--- START OF ENTRIES SUPPLIED ---
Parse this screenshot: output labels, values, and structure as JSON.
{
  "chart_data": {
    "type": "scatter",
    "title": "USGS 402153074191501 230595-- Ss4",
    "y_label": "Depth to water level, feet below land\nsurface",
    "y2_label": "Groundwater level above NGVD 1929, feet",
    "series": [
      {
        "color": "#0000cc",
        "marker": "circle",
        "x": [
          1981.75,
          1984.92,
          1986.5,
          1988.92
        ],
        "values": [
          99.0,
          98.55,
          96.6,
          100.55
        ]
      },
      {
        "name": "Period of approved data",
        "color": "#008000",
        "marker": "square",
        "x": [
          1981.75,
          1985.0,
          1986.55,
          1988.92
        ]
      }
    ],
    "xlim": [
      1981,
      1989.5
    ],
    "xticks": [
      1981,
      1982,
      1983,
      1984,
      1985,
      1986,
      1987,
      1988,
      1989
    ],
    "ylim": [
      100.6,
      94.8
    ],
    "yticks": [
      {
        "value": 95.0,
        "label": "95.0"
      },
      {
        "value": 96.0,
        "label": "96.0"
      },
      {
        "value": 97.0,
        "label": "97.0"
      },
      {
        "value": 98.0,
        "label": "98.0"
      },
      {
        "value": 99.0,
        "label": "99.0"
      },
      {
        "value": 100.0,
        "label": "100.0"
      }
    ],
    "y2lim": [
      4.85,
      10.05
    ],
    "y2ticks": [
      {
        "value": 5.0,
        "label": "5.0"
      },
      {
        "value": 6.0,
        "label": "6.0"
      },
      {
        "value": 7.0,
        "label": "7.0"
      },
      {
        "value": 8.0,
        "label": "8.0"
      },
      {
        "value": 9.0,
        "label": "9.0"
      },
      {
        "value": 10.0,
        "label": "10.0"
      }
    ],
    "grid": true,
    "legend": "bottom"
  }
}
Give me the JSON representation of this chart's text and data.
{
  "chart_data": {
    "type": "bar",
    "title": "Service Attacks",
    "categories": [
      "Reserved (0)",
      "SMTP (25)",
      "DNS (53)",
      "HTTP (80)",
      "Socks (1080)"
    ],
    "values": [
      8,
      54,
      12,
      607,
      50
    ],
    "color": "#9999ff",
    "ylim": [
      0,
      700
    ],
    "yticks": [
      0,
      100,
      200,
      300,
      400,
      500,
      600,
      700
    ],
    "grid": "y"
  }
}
--- END OF ENTRIES SUPPLIED ---
> **TASK BRIEF**
Using the data above, copy each line that contains "feet".

> **RESULT FOR THIS TASK**
    "y_label": "Depth to water level, feet below land\nsurface",
    "y2_label": "Groundwater level above NGVD 1929, feet",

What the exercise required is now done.